# Start of Input rows
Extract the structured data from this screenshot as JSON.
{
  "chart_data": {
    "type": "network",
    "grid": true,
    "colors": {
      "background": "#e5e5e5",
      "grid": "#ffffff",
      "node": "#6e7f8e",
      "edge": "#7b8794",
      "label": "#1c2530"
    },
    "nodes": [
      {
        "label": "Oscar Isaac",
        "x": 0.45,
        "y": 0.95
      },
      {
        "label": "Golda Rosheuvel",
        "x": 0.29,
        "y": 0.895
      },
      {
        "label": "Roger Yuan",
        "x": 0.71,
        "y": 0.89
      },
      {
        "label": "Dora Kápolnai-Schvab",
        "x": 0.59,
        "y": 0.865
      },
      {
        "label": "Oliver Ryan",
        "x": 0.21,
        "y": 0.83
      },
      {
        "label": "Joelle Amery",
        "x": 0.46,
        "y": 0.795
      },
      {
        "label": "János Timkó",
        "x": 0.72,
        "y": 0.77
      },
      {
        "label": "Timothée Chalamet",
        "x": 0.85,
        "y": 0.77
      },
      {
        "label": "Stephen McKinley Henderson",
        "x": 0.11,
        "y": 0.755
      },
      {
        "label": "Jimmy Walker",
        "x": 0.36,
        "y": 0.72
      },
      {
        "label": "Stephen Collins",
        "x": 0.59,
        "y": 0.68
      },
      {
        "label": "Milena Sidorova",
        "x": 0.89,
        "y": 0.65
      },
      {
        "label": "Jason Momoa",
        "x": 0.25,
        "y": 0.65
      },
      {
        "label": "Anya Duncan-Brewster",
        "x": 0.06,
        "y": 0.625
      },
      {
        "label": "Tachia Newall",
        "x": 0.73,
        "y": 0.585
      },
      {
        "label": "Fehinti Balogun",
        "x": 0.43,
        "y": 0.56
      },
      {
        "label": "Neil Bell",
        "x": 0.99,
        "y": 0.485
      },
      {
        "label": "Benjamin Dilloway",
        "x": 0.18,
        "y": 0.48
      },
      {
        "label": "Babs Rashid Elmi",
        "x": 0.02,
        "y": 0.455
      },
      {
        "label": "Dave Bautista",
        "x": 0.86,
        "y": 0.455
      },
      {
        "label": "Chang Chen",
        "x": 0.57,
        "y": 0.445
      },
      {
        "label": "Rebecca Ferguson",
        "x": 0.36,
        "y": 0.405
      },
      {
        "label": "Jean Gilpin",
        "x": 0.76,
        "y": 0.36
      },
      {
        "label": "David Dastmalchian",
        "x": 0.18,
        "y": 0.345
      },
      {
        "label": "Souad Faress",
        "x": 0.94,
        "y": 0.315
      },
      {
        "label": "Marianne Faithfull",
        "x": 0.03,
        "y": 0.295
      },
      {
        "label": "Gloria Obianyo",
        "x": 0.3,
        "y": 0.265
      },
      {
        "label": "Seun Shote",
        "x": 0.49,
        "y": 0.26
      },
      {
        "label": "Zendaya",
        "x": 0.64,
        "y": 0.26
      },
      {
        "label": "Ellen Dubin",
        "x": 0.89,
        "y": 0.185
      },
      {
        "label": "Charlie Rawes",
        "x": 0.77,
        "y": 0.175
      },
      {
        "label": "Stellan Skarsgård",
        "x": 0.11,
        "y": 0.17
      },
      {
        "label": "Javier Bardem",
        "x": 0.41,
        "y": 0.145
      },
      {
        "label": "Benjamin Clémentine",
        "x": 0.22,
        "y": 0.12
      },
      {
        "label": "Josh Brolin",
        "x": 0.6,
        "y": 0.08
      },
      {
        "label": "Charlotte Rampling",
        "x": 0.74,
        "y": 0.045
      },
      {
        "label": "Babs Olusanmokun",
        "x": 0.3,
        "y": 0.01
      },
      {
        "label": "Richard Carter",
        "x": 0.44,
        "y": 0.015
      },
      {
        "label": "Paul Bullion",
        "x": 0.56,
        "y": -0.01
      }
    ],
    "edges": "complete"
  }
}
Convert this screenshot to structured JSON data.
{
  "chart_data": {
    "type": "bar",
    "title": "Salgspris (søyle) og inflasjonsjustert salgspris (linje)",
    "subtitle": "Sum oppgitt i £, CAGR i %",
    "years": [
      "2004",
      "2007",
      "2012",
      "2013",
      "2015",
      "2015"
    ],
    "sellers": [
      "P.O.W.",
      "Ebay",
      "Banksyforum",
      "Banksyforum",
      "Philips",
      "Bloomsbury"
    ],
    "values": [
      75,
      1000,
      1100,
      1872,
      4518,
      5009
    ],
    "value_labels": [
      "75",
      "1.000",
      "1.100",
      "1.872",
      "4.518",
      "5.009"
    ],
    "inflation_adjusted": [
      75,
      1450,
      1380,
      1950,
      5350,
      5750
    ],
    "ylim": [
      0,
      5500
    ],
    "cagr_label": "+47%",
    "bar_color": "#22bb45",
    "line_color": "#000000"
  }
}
# End of Input rows
What needs to be done: Repeat each record exactly. Omit nothing.

Final answer:
Extract the structured data from this screenshot as JSON.
{
  "chart_data": {
    "type": "network",
    "grid": true,
    "colors": {
      "background": "#e5e5e5",
      "grid": "#ffffff",
      "node": "#6e7f8e",
      "edge": "#7b8794",
      "label": "#1c2530"
    },
    "nodes": [
      {
        "label": "Oscar Isaac",
        "x": 0.45,
        "y": 0.95
      },
      {
        "label": "Golda Rosheuvel",
        "x": 0.29,
        "y": 0.895
      },
      {
        "label": "Roger Yuan",
        "x": 0.71,
        "y": 0.89
      },
      {
        "label": "Dora Kápolnai-Schvab",
        "x": 0.59,
        "y": 0.865
      },
      {
        "label": "Oliver Ryan",
        "x": 0.21,
        "y": 0.83
      },
      {
        "label": "Joelle Amery",
        "x": 0.46,
        "y": 0.795
      },
      {
        "label": "János Timkó",
        "x": 0.72,
        "y": 0.77
      },
      {
        "label": "Timothée Chalamet",
        "x": 0.85,
        "y": 0.77
      },
      {
        "label": "Stephen McKinley Henderson",
        "x": 0.11,
        "y": 0.755
      },
      {
        "label": "Jimmy Walker",
        "x": 0.36,
        "y": 0.72
      },
      {
        "label": "Stephen Collins",
        "x": 0.59,
        "y": 0.68
      },
      {
        "label": "Milena Sidorova",
        "x": 0.89,
        "y": 0.65
      },
      {
        "label": "Jason Momoa",
        "x": 0.25,
        "y": 0.65
      },
      {
        "label": "Anya Duncan-Brewster",
        "x": 0.06,
        "y": 0.625
      },
      {
        "label": "Tachia Newall",
        "x": 0.73,
        "y": 0.585
      },
      {
        "label": "Fehinti Balogun",
        "x": 0.43,
        "y": 0.56
      },
      {
        "label": "Neil Bell",
        "x": 0.99,
        "y": 0.485
      },
      {
        "label": "Benjamin Dilloway",
        "x": 0.18,
        "y": 0.48
      },
      {
        "label": "Babs Rashid Elmi",
        "x": 0.02,
        "y": 0.455
      },
      {
        "label": "Dave Bautista",
        "x": 0.86,
        "y": 0.455
      },
      {
        "label": "Chang Chen",
        "x": 0.57,
        "y": 0.445
      },
      {
        "label": "Rebecca Ferguson",
        "x": 0.36,
        "y": 0.405
      },
      {
        "label": "Jean Gilpin",
        "x": 0.76,
        "y": 0.36
      },
      {
        "label": "David Dastmalchian",
        "x": 0.18,
        "y": 0.345
      },
      {
        "label": "Souad Faress",
        "x": 0.94,
        "y": 0.315
      },
      {
        "label": "Marianne Faithfull",
        "x": 0.03,
        "y": 0.295
      },
      {
        "label": "Gloria Obianyo",
        "x": 0.3,
        "y": 0.265
      },
      {
        "label": "Seun Shote",
        "x": 0.49,
        "y": 0.26
      },
      {
        "label": "Zendaya",
        "x": 0.64,
        "y": 0.26
      },
      {
        "label": "Ellen Dubin",
        "x": 0.89,
        "y": 0.185
      },
      {
        "label": "Charlie Rawes",
        "x": 0.77,
        "y": 0.175
      },
      {
        "label": "Stellan Skarsgård",
        "x": 0.11,
        "y": 0.17
      },
      {
        "label": "Javier Bardem",
        "x": 0.41,
        "y": 0.145
      },
      {
        "label": "Benjamin Clémentine",
        "x": 0.22,
        "y": 0.12
      },
      {
        "label": "Josh Brolin",
        "x": 0.6,
        "y": 0.08
      },
      {
        "label": "Charlotte Rampling",
        "x": 0.74,
        "y": 0.045
      },
      {
        "label": "Babs Olusanmokun",
        "x": 0.3,
        "y": 0.01
      },
      {
        "label": "Richard Carter",
        "x": 0.44,
        "y": 0.015
      },
      {
        "label": "Paul Bullion",
        "x": 0.56,
        "y": -0.01
      }
    ],
    "edges": "complete"
  }
}
Convert this screenshot to structured JSON data.
{
  "chart_data": {
    "type": "bar",
    "title": "Salgspris (søyle) og inflasjonsjustert salgspris (linje)",
    "subtitle": "Sum oppgitt i £, CAGR i %",
    "years": [
      "2004",
      "2007",
      "2012",
      "2013",
      "2015",
      "2015"
    ],
    "sellers": [
      "P.O.W.",
      "Ebay",
      "Banksyforum",
      "Banksyforum",
      "Philips",
      "Bloomsbury"
    ],
    "values": [
      75,
      1000,
      1100,
      1872,
      4518,
      5009
    ],
    "value_labels": [
      "75",
      "1.000",
      "1.100",
      "1.872",
      "4.518",
      "5.009"
    ],
    "inflation_adjusted": [
      75,
      1450,
      1380,
      1950,
      5350,
      5750
    ],
    "ylim": [
      0,
      5500
    ],
    "cagr_label": "+47%",
    "bar_color": "#22bb45",
    "line_color": "#000000"
  }
}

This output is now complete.